[Source records]
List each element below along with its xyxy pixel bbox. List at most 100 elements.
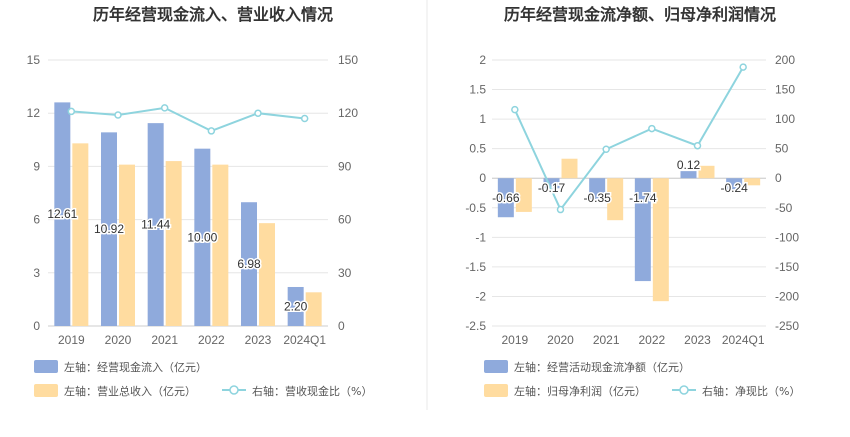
x-axis-tick: 2019 <box>501 333 528 347</box>
bar-data-label: -0.66 <box>492 191 520 205</box>
legend-swatch-line-point <box>679 385 689 395</box>
ratio-point <box>693 141 702 150</box>
right-axis-tick: 0 <box>775 171 782 185</box>
bar-1-blue <box>589 178 606 199</box>
x-axis-tick: 2022 <box>198 333 225 347</box>
bar-1-orange <box>652 178 669 302</box>
bar-data-label: -1.74 <box>629 191 657 205</box>
bar-1-orange <box>561 158 578 179</box>
x-axis-tick: 2024Q1 <box>283 333 326 347</box>
right-axis-tick: 200 <box>775 53 795 67</box>
right-axis-tick: 150 <box>338 53 358 67</box>
left-axis-tick: -1.5 <box>465 260 486 274</box>
right-axis-tick: -150 <box>775 260 799 274</box>
ratio-point <box>556 205 565 214</box>
ratio-line <box>71 106 305 133</box>
legend-label: 左轴：归母净利润（亿元） <box>514 384 646 398</box>
left-axis-tick: 2 <box>479 53 486 67</box>
chart-title: 历年经营现金流入、营业收入情况 <box>93 5 333 24</box>
left-axis-tick: 0 <box>33 319 40 333</box>
right-axis-tick: -200 <box>775 289 799 303</box>
x-axis-tick: 2023 <box>684 333 711 347</box>
bar-data-label: -0.24 <box>720 181 748 195</box>
bar-0-orange <box>119 164 135 326</box>
ratio-point <box>207 127 216 135</box>
net-cash-flow-profit-chart: 历年经营现金流净额、归母净利润情况 -2.5 -2 -1.5 -1 -0.5 0 0.5 1 1.… <box>465 5 800 398</box>
right-axis-tick: 120 <box>338 106 358 120</box>
legend-swatch-line-point <box>229 385 239 395</box>
right-axis-tick: 90 <box>338 159 352 173</box>
bar-1-blue <box>543 178 560 189</box>
ratio-point <box>300 114 309 123</box>
x-axis-tick: 2020 <box>547 333 574 347</box>
left-axis-tick: 12 <box>27 106 41 120</box>
bar-1-orange <box>744 178 761 186</box>
legend-label: 左轴：营业总收入（亿元） <box>64 384 196 398</box>
x-axis-tick: 2023 <box>245 333 272 347</box>
bar-0-orange <box>212 164 229 326</box>
bar-0-blue <box>101 132 117 326</box>
bar-1-orange <box>515 178 532 212</box>
left-axis-tick: 3 <box>33 266 40 280</box>
legend-label: 左轴：经营活动现金流净额（亿元） <box>514 360 690 374</box>
legend-label: 右轴：营收现金比（%） <box>252 384 372 398</box>
bar-0-blue <box>147 123 164 326</box>
x-axis-tick: 2024Q1 <box>722 333 765 347</box>
bar-1-blue <box>497 178 514 218</box>
x-axis-tick: 2021 <box>151 333 178 347</box>
left-axis-tick: -0.5 <box>465 201 486 215</box>
legend-swatch-blue <box>34 360 58 373</box>
bar-1-orange <box>698 165 715 179</box>
bar-0-blue <box>194 148 211 326</box>
left-axis-tick: 1 <box>479 112 486 126</box>
left-axis-tick: -1 <box>475 230 486 244</box>
bar-0-blue <box>287 286 304 326</box>
legend-swatch-orange <box>484 384 508 397</box>
bar-0-orange <box>305 292 322 326</box>
left-axis-tick: 0 <box>479 171 486 185</box>
right-axis-tick: 50 <box>775 142 789 156</box>
bar-0-orange <box>165 161 182 326</box>
x-axis-tick: 2021 <box>593 333 620 347</box>
bar-data-label: 10.92 <box>94 222 124 236</box>
bar-0-blue <box>54 102 71 327</box>
bar-1-blue <box>634 178 651 282</box>
left-axis-tick: -2 <box>475 289 486 303</box>
ratio-line <box>513 66 745 212</box>
left-axis-tick: 1.5 <box>469 83 486 97</box>
bar-data-label: -0.35 <box>583 191 611 205</box>
ratio-point <box>648 124 656 133</box>
x-axis-tick: 2020 <box>105 333 132 347</box>
bar-1-blue <box>680 171 697 179</box>
legend-label: 右轴：净现比（%） <box>702 384 800 398</box>
left-axis-tick: 15 <box>27 53 41 67</box>
bar-data-label: -0.17 <box>538 181 566 195</box>
right-axis-tick: 150 <box>775 83 795 97</box>
bar-data-label: 0.12 <box>677 158 701 172</box>
bar-data-label: 12.61 <box>47 207 77 221</box>
ratio-point <box>739 63 747 71</box>
right-axis-tick: 100 <box>775 112 795 126</box>
bar-data-label: 6.98 <box>237 257 261 271</box>
bar-data-label: 11.44 <box>141 218 170 232</box>
legend-swatch-blue <box>484 360 508 373</box>
left-axis-tick: -2.5 <box>465 319 486 333</box>
legend-swatch-orange <box>34 384 58 397</box>
ratio-point <box>160 104 169 112</box>
left-axis-tick: 9 <box>33 159 40 173</box>
right-axis-tick: 0 <box>338 319 345 333</box>
bar-0-orange <box>72 143 89 326</box>
cash-inflow-revenue-chart: 历年经营现金流入、营业收入情况0369121503060901201502019… <box>27 5 373 398</box>
right-axis-tick: 30 <box>338 266 352 280</box>
left-axis-tick: 0.5 <box>469 142 486 156</box>
ratio-point <box>254 109 262 117</box>
right-axis-tick: 60 <box>338 213 352 227</box>
bar-data-label: 10.00 <box>187 230 217 244</box>
right-axis-tick: -250 <box>775 319 799 333</box>
x-axis-tick: 2019 <box>58 333 85 347</box>
bar-0-blue <box>241 202 257 326</box>
legend-label: 左轴：经营现金流入（亿元） <box>64 360 207 374</box>
right-axis-tick: -100 <box>775 230 799 244</box>
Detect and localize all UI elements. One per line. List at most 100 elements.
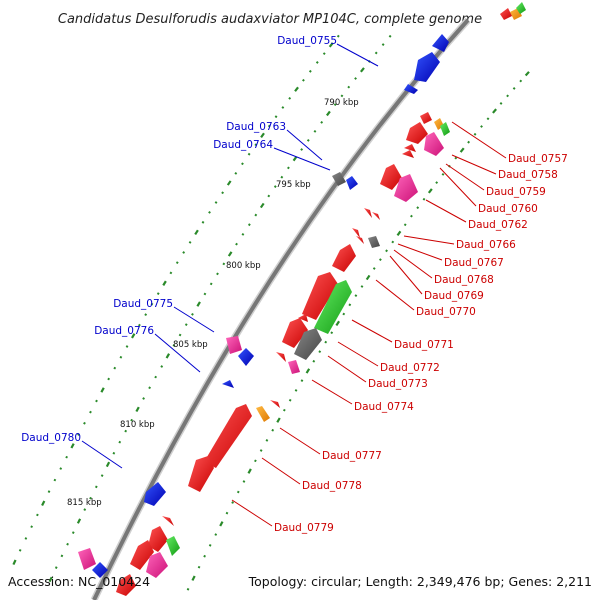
tick-mark [83, 508, 87, 511]
tick-mark [267, 124, 271, 128]
feature-daud-0761[interactable] [380, 164, 402, 190]
feature-daud-0773[interactable] [294, 328, 322, 360]
tick-mark [519, 79, 523, 83]
feature-daud-0781[interactable] [78, 548, 96, 570]
feature-daud-0777b[interactable] [256, 406, 270, 422]
tick-mark [306, 138, 310, 142]
gene-label-daud-0773[interactable]: Daud_0773 [368, 378, 428, 390]
tick-mark [259, 449, 263, 452]
feature-daud-0778[interactable] [204, 404, 252, 468]
feature-daud-0777[interactable] [270, 400, 280, 408]
feature-daud-0766b[interactable] [372, 212, 380, 220]
feature-daud-0771[interactable] [302, 272, 338, 320]
gene-label-daud-0775[interactable]: Daud_0775 [113, 298, 173, 310]
tick-mark [160, 365, 164, 368]
feature-daud-0756[interactable] [404, 84, 418, 94]
gene-label-daud-0771[interactable]: Daud_0771 [394, 339, 454, 351]
tick-mark [512, 87, 516, 90]
tick-mark [138, 323, 141, 327]
tick-mark [36, 513, 39, 517]
feature-daud-0770[interactable] [332, 244, 356, 272]
feature-daud-0757c[interactable] [440, 122, 450, 136]
kbp-label-795: 795 kbp [276, 180, 311, 190]
feature-daud-0760b[interactable] [402, 150, 414, 158]
tick-mark [188, 240, 192, 244]
feature-bottom-red1[interactable] [162, 516, 174, 526]
feature-daud-0771c[interactable] [298, 314, 308, 322]
tick-mark [459, 147, 465, 153]
feature-daud-0762[interactable] [394, 174, 418, 202]
tick-mark [172, 344, 176, 347]
feature-daud-0776[interactable] [238, 348, 254, 366]
gene-label-daud-0774[interactable]: Daud_0774 [354, 401, 414, 413]
gene-label-daud-0779[interactable]: Daud_0779 [274, 522, 334, 534]
feature-daud-0763[interactable] [332, 172, 346, 186]
gene-label-daud-0757[interactable]: Daud_0757 [508, 153, 568, 165]
tick-mark [156, 292, 160, 296]
gene-label-daud-0777[interactable]: Daud_0777 [322, 450, 382, 462]
feature-daud-0771b[interactable] [314, 280, 352, 334]
feature-daud-0773b[interactable] [276, 352, 286, 362]
feature-daud-0775[interactable] [226, 336, 242, 354]
tick-mark [524, 71, 530, 77]
tick-mark [313, 129, 317, 133]
feature-daud-0780[interactable] [144, 482, 166, 506]
gene-label-daud-0760[interactable]: Daud_0760 [478, 203, 538, 215]
gene-label-daud-0762[interactable]: Daud_0762 [468, 219, 528, 231]
feature-daud-0768[interactable] [356, 236, 364, 244]
feature-daud-0766[interactable] [364, 208, 372, 218]
tick-mark [216, 272, 219, 276]
gene-label-daud-0767[interactable]: Daud_0767 [444, 257, 504, 269]
tick-mark [24, 537, 28, 540]
tick-mark [165, 353, 171, 359]
gene-label-daud-0763[interactable]: Daud_0763 [226, 121, 286, 133]
gene-label-daud-0768[interactable]: Daud_0768 [434, 274, 494, 286]
tick-mark [201, 220, 205, 224]
gene-label-daud-0776[interactable]: Daud_0776 [94, 325, 154, 337]
feature-bottom-green[interactable] [166, 536, 180, 556]
feature-daud-0782[interactable] [92, 562, 108, 578]
feature-daud-0755b[interactable] [414, 52, 440, 82]
gene-label-daud-0759[interactable]: Daud_0759 [486, 186, 546, 198]
tick-mark [191, 312, 194, 316]
feature-daud-0779[interactable] [188, 456, 214, 492]
gene-label-daud-0758[interactable]: Daud_0758 [498, 169, 558, 181]
tick-mark [60, 554, 64, 558]
feature-bottom-red2[interactable] [148, 526, 168, 552]
feature-daud-0759[interactable] [424, 132, 444, 156]
feature-daud-0772[interactable] [282, 318, 308, 348]
tick-mark [320, 120, 324, 124]
tick-mark [324, 340, 328, 344]
gene-label-daud-0764[interactable]: Daud_0764 [213, 139, 273, 151]
feature-top-red[interactable] [500, 8, 512, 20]
gene-label-daud-0770[interactable]: Daud_0770 [416, 306, 476, 318]
feature-top-green[interactable] [516, 2, 526, 14]
gene-label-daud-0769[interactable]: Daud_0769 [424, 290, 484, 302]
gene-label-daud-0780[interactable]: Daud_0780 [21, 432, 81, 444]
tick-mark [416, 206, 420, 210]
tick-mark [182, 251, 186, 254]
gene-label-daud-0778[interactable]: Daud_0778 [302, 480, 362, 492]
tick-mark [125, 345, 129, 348]
feature-daud-0760[interactable] [404, 144, 416, 152]
feature-daud-0767[interactable] [352, 228, 360, 238]
feature-daud-0758[interactable] [406, 122, 428, 144]
tick-mark [467, 140, 471, 144]
feature-daud-0755[interactable] [432, 34, 449, 52]
tick-mark [254, 459, 257, 463]
gene-label-daud-0766[interactable]: Daud_0766 [456, 239, 516, 251]
feature-daud-0774[interactable] [288, 360, 300, 374]
feature-daud-0776b[interactable] [222, 380, 234, 388]
gene-label-daud-0772[interactable]: Daud_0772 [380, 362, 440, 374]
feature-bottom-red3[interactable] [130, 540, 154, 570]
right-gene-labels: Daud_0757 Daud_0758 Daud_0759 Daud_0760 … [231, 121, 568, 534]
feature-bottom-red4[interactable] [116, 574, 136, 596]
tick-mark [273, 185, 277, 188]
feature-bottom-pink[interactable] [146, 552, 168, 578]
gene-label-daud-0755[interactable]: Daud_0755 [277, 35, 337, 47]
feature-daud-0764[interactable] [346, 176, 358, 190]
tick-mark [391, 240, 395, 244]
tick-mark [100, 387, 105, 393]
feature-daud-0757[interactable] [420, 112, 432, 124]
feature-daud-0769[interactable] [368, 236, 380, 248]
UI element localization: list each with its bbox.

Do this → List every line in the records above that contains the string "orange", treating uppercase and lowercase as different.

Task response →
bar-1-orange <box>652 178 669 302</box>
bar-1-orange <box>561 158 578 179</box>
bar-0-orange <box>119 164 135 326</box>
bar-1-orange <box>744 178 761 186</box>
bar-0-orange <box>212 164 229 326</box>
bar-1-orange <box>515 178 532 212</box>
bar-1-orange <box>698 165 715 179</box>
legend-swatch-orange <box>484 384 508 397</box>
bar-0-orange <box>305 292 322 326</box>
bar-0-orange <box>165 161 182 326</box>
legend-swatch-orange <box>34 384 58 397</box>
bar-0-orange <box>72 143 89 326</box>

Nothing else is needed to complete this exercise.